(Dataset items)

****************************************

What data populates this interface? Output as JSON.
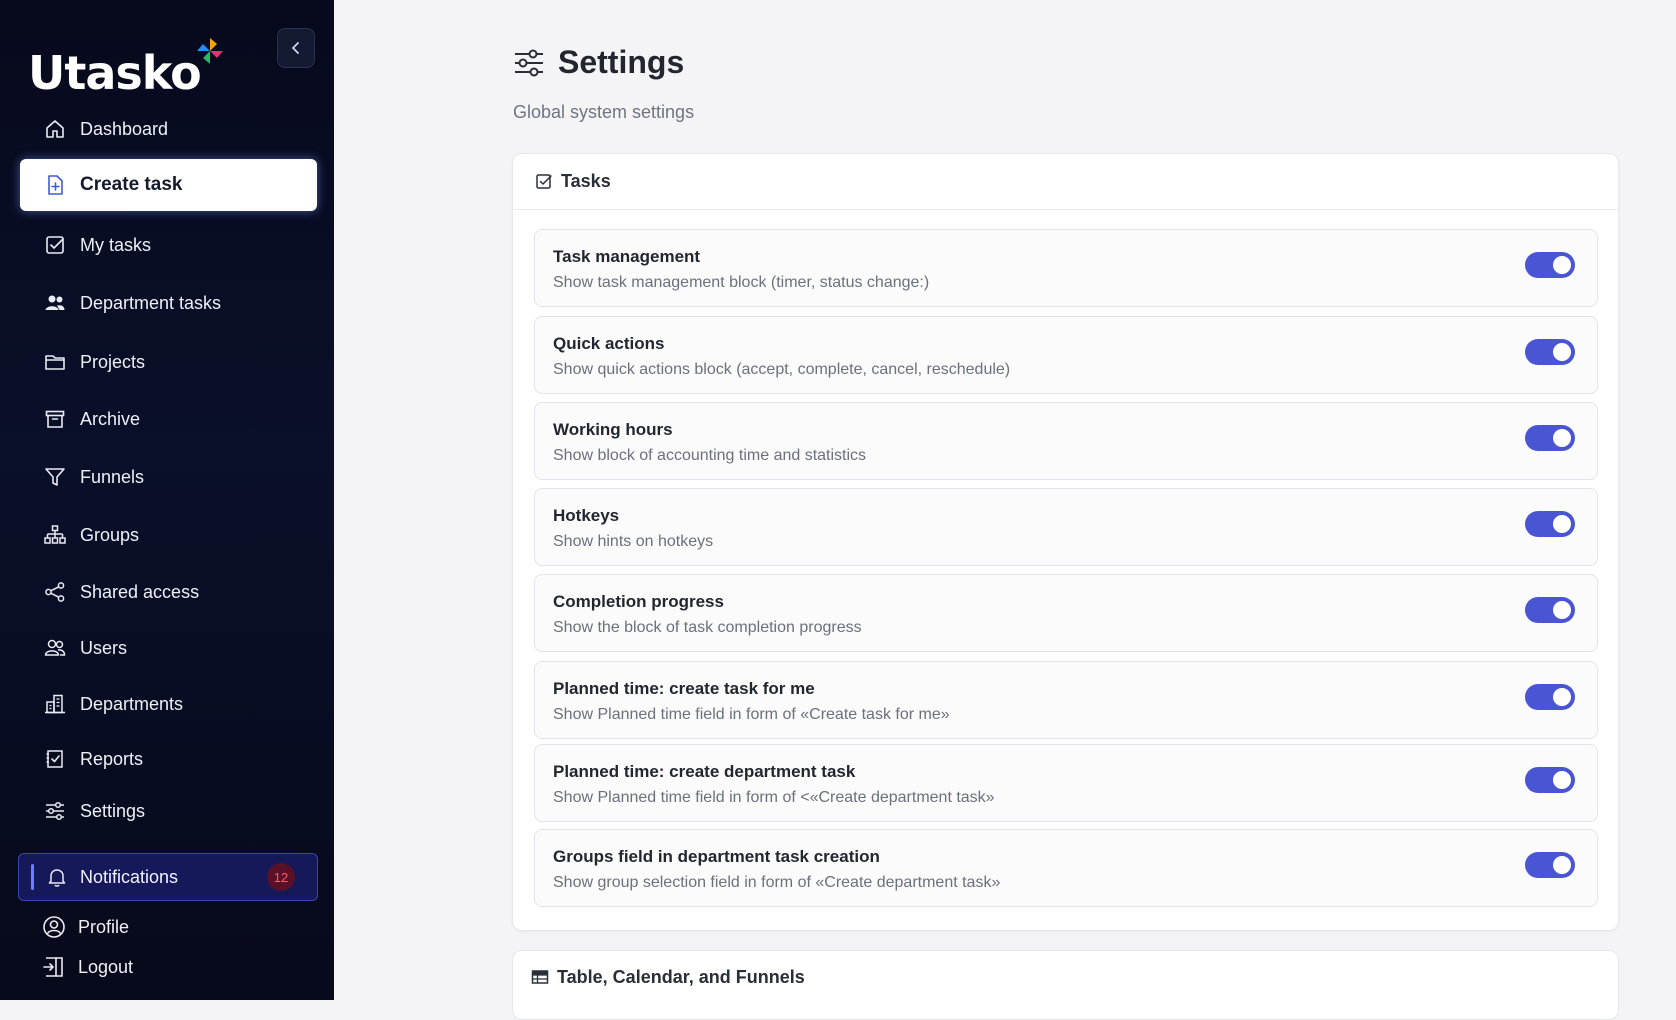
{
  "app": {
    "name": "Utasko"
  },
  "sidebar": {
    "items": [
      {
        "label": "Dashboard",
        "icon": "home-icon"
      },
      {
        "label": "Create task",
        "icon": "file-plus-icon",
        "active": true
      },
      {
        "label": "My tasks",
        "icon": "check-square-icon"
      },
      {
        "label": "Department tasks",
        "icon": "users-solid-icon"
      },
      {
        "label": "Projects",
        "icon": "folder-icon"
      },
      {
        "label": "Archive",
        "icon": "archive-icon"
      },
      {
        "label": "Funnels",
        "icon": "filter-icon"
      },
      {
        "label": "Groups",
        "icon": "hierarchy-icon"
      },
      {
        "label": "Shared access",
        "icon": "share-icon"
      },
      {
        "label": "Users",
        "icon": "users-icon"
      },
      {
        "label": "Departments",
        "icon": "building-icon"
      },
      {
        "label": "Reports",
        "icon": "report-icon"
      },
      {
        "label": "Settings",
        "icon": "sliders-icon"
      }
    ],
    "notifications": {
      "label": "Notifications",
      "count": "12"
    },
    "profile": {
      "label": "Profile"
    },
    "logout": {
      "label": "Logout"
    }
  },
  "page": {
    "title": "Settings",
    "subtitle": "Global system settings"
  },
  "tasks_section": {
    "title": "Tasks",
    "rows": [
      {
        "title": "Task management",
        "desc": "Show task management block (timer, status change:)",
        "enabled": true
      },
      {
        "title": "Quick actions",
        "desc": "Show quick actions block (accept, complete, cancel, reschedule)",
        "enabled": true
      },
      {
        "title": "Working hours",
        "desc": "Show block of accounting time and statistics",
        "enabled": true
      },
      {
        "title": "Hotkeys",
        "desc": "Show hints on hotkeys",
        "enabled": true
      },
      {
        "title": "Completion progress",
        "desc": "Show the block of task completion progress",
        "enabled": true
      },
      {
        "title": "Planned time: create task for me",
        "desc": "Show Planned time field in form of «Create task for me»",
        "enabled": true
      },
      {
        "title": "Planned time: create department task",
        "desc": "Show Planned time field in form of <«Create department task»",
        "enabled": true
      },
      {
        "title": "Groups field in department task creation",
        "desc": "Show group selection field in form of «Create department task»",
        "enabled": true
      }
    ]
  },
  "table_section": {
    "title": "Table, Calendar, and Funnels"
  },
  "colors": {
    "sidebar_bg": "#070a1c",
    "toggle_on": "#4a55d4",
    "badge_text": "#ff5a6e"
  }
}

****************************************

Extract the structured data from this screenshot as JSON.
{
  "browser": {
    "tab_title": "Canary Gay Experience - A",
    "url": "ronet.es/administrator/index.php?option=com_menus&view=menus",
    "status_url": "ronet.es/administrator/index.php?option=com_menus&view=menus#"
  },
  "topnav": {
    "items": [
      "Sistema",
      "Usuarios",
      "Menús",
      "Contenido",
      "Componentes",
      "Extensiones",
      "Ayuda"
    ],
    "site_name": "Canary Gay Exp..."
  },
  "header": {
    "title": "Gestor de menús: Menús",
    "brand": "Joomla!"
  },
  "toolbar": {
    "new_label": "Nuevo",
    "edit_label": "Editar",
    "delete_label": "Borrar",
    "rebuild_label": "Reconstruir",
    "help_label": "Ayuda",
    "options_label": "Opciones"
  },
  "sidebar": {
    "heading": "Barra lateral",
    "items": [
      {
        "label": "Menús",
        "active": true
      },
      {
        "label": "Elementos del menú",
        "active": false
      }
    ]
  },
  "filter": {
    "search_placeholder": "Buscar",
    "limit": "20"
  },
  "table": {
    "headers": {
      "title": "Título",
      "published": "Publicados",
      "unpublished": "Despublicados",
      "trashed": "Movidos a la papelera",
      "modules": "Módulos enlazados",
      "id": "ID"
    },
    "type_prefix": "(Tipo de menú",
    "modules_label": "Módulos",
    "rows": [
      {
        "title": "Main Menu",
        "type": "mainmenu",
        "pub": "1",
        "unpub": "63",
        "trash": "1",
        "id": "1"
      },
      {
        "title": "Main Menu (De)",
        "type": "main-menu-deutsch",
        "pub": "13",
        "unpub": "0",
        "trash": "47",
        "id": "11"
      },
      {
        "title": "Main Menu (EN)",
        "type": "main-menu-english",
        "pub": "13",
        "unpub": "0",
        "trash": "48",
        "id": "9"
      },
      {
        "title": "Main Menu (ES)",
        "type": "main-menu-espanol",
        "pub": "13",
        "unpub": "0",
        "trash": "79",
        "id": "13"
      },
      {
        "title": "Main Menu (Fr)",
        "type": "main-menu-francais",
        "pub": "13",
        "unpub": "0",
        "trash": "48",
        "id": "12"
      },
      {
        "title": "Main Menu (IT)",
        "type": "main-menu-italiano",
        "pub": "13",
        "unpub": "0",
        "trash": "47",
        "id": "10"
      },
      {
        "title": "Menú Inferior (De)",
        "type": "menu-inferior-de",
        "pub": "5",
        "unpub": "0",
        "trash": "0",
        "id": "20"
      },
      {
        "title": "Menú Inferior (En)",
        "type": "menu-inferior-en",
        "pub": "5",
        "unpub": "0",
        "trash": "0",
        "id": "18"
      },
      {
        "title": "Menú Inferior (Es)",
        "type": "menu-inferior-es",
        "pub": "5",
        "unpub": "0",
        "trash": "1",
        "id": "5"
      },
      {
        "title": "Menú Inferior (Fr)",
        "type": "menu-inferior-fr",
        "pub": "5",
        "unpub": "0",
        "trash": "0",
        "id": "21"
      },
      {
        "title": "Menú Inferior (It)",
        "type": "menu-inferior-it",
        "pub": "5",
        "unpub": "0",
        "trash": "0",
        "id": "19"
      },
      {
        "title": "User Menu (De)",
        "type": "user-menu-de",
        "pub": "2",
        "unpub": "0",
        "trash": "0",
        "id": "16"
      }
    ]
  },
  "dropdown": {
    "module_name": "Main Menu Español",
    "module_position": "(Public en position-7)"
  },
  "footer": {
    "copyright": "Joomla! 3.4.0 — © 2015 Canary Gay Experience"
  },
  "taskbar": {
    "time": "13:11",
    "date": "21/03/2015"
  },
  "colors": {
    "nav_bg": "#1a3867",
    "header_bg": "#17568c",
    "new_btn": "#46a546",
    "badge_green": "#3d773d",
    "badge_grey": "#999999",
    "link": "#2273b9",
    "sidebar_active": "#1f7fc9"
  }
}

****************************************

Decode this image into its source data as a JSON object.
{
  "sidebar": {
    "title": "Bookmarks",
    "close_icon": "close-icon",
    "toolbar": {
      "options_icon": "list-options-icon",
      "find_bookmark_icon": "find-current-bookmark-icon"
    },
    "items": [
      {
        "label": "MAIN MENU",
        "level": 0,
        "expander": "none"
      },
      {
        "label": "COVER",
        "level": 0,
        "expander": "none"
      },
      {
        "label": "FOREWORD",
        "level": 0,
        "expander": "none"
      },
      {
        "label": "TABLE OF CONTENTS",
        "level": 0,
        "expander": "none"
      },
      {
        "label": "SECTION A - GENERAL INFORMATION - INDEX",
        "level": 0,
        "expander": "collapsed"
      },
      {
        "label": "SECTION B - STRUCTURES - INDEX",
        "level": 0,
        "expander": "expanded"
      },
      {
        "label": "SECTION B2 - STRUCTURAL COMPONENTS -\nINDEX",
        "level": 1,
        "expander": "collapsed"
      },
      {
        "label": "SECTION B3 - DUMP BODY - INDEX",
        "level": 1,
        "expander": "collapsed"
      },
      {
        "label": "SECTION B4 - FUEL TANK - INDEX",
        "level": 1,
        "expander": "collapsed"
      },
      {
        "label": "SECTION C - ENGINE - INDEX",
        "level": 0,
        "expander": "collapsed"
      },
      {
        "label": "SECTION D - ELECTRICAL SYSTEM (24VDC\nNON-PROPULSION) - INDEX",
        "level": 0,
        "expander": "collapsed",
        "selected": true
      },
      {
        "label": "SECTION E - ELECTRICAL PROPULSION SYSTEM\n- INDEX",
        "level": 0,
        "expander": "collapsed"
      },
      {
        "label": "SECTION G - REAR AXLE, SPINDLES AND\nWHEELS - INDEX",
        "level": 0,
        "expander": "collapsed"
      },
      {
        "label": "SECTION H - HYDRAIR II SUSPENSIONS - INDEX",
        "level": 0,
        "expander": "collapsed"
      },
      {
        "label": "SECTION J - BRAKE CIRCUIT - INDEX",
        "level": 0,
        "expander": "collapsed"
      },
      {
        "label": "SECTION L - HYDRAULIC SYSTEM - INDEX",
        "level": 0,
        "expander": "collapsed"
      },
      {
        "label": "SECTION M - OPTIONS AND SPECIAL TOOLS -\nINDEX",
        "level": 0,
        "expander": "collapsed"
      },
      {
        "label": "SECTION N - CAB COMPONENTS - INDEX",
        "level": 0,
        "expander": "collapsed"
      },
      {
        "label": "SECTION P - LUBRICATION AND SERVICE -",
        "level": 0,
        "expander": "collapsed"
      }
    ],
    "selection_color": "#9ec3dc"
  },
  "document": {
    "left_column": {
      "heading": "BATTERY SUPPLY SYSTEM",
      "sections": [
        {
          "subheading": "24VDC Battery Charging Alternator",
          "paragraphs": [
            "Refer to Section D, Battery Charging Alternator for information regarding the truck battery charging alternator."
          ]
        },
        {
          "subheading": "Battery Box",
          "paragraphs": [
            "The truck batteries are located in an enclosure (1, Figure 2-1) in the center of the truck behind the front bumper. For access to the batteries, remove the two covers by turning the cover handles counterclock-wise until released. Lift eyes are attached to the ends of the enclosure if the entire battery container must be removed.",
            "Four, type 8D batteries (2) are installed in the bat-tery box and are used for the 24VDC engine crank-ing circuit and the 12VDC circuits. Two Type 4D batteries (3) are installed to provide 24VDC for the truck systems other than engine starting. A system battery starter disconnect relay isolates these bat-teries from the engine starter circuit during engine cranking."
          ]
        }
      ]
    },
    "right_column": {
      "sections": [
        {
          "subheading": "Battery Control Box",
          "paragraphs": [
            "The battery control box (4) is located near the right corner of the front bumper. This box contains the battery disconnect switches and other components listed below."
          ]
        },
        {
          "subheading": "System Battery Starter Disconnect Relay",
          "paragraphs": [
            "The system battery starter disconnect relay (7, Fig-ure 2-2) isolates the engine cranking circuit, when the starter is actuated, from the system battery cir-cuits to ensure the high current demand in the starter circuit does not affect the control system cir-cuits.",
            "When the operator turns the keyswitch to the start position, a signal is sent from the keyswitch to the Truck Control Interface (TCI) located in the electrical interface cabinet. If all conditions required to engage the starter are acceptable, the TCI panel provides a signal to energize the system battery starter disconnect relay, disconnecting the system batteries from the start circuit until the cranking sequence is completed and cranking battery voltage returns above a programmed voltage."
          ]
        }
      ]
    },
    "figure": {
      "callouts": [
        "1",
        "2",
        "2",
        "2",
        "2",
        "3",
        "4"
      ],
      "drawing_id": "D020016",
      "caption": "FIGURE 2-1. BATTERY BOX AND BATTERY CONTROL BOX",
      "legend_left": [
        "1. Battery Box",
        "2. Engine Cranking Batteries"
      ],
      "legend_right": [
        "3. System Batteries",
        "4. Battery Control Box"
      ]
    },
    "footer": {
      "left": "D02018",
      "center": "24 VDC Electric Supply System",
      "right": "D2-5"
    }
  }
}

****************************************

* Your goal *
Of the lines in the listing, how many hold the word "other"? Nothing but the number is needed.

* Answer for this exercise *
2